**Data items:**
++++++

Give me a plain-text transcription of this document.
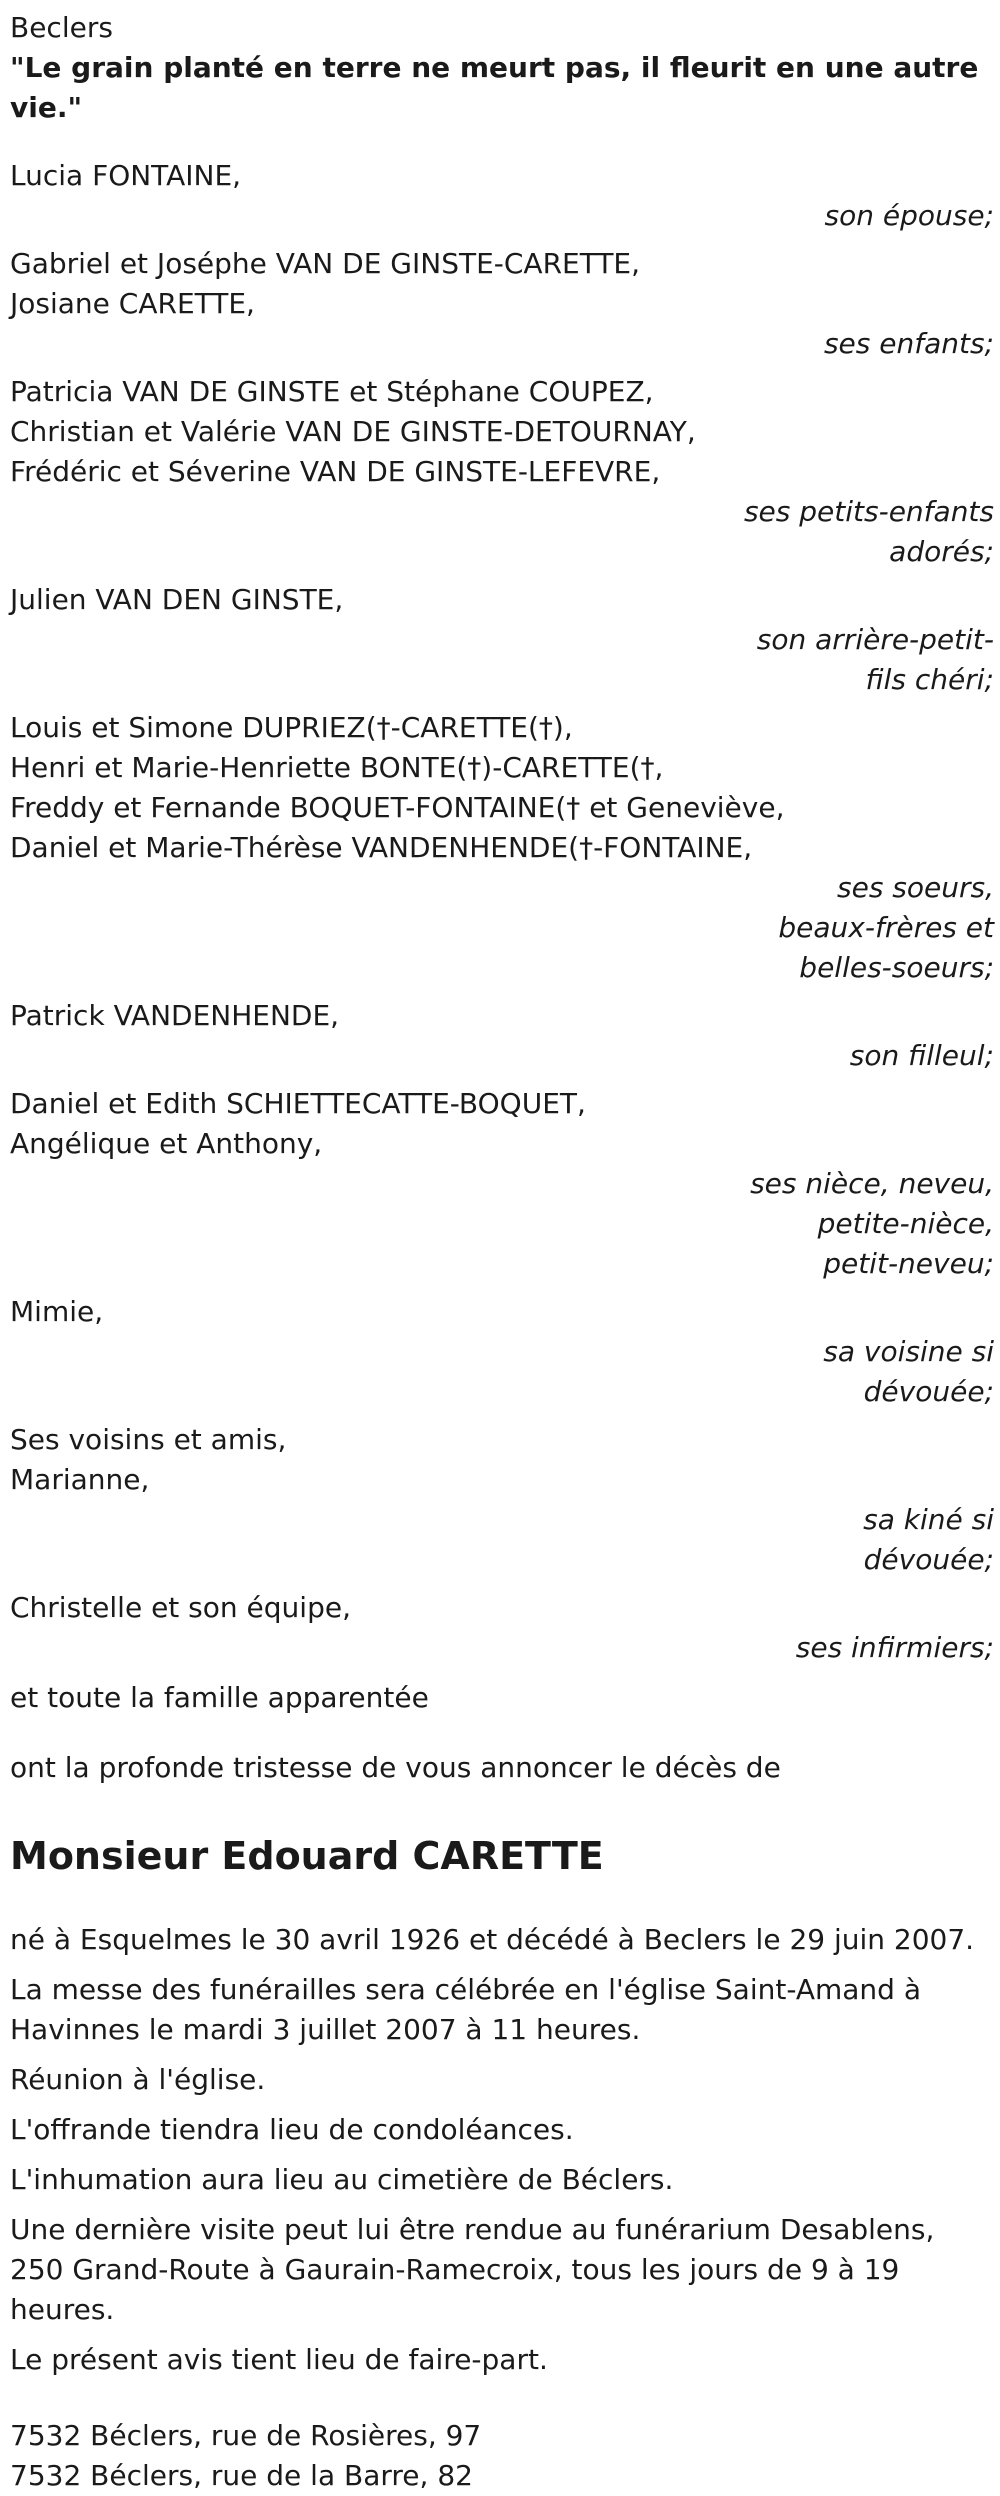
Beclers
"Le grain planté en terre ne meurt pas, il fleurit en une autre vie."
Lucia FONTAINE,
son épouse;
Gabriel et Joséphe VAN DE GINSTE-CARETTE,
Josiane CARETTE,
ses enfants;
Patricia VAN DE GINSTE et Stéphane COUPEZ,
Christian et Valérie VAN DE GINSTE-DETOURNAY,
Frédéric et Séverine VAN DE GINSTE-LEFEVRE,
ses petits-enfants adorés;
Julien VAN DEN GINSTE,
son arrière-petit-fils chéri;
Louis et Simone DUPRIEZ(†-CARETTE(†),
Henri et Marie-Henriette BONTE(†)-CARETTE(†,
Freddy et Fernande BOQUET-FONTAINE(† et Geneviève,
Daniel et Marie-Thérèse VANDENHENDE(†-FONTAINE,
ses soeurs, beaux-frères et belles-soeurs;
Patrick VANDENHENDE,
son filleul;
Daniel et Edith SCHIETTECATTE-BOQUET,
Angélique et Anthony,
ses nièce, neveu, petite-nièce, petit-neveu;
Mimie,
sa voisine si dévouée;
Ses voisins et amis,
Marianne,
sa kiné si dévouée;
Christelle et son équipe,
ses infirmiers;
et toute la famille apparentée
ont la profonde tristesse de vous annoncer le décès de
Monsieur Edouard CARETTE
né à Esquelmes le 30 avril 1926 et décédé à Beclers le 29 juin 2007.
La messe des funérailles sera célébrée en l'église Saint-Amand à Havinnes le mardi 3 juillet 2007 à 11 heures.
Réunion à l'église.
L'offrande tiendra lieu de condoléances.
L'inhumation aura lieu au cimetière de Béclers.
Une dernière visite peut lui être rendue au funérarium Desablens, 250 Grand-Route à Gaurain-Ramecroix, tous les jours de 9 à 19 heures.
Le présent avis tient lieu de faire-part.
7532 Béclers, rue de Rosières, 97
7532 Béclers, rue de la Barre, 82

++++++

**What you need to do:** The data above should be repeated exactly, minus any pictures.

**Solution for this task:**
Give me a plain-text transcription of this document.
Beclers
"Le grain planté en terre ne meurt pas, il fleurit en une autre vie."
Lucia FONTAINE,
son épouse;
Gabriel et Joséphe VAN DE GINSTE-CARETTE,
Josiane CARETTE,
ses enfants;
Patricia VAN DE GINSTE et Stéphane COUPEZ,
Christian et Valérie VAN DE GINSTE-DETOURNAY,
Frédéric et Séverine VAN DE GINSTE-LEFEVRE,
ses petits-enfants adorés;
Julien VAN DEN GINSTE,
son arrière-petit-fils chéri;
Louis et Simone DUPRIEZ(†-CARETTE(†),
Henri et Marie-Henriette BONTE(†)-CARETTE(†,
Freddy et Fernande BOQUET-FONTAINE(† et Geneviève,
Daniel et Marie-Thérèse VANDENHENDE(†-FONTAINE,
ses soeurs, beaux-frères et belles-soeurs;
Patrick VANDENHENDE,
son filleul;
Daniel et Edith SCHIETTECATTE-BOQUET,
Angélique et Anthony,
ses nièce, neveu, petite-nièce, petit-neveu;
Mimie,
sa voisine si dévouée;
Ses voisins et amis,
Marianne,
sa kiné si dévouée;
Christelle et son équipe,
ses infirmiers;
et toute la famille apparentée
ont la profonde tristesse de vous annoncer le décès de
Monsieur Edouard CARETTE
né à Esquelmes le 30 avril 1926 et décédé à Beclers le 29 juin 2007.
La messe des funérailles sera célébrée en l'église Saint-Amand à Havinnes le mardi 3 juillet 2007 à 11 heures.
Réunion à l'église.
L'offrande tiendra lieu de condoléances.
L'inhumation aura lieu au cimetière de Béclers.
Une dernière visite peut lui être rendue au funérarium Desablens, 250 Grand-Route à Gaurain-Ramecroix, tous les jours de 9 à 19 heures.
Le présent avis tient lieu de faire-part.
7532 Béclers, rue de Rosières, 97
7532 Béclers, rue de la Barre, 82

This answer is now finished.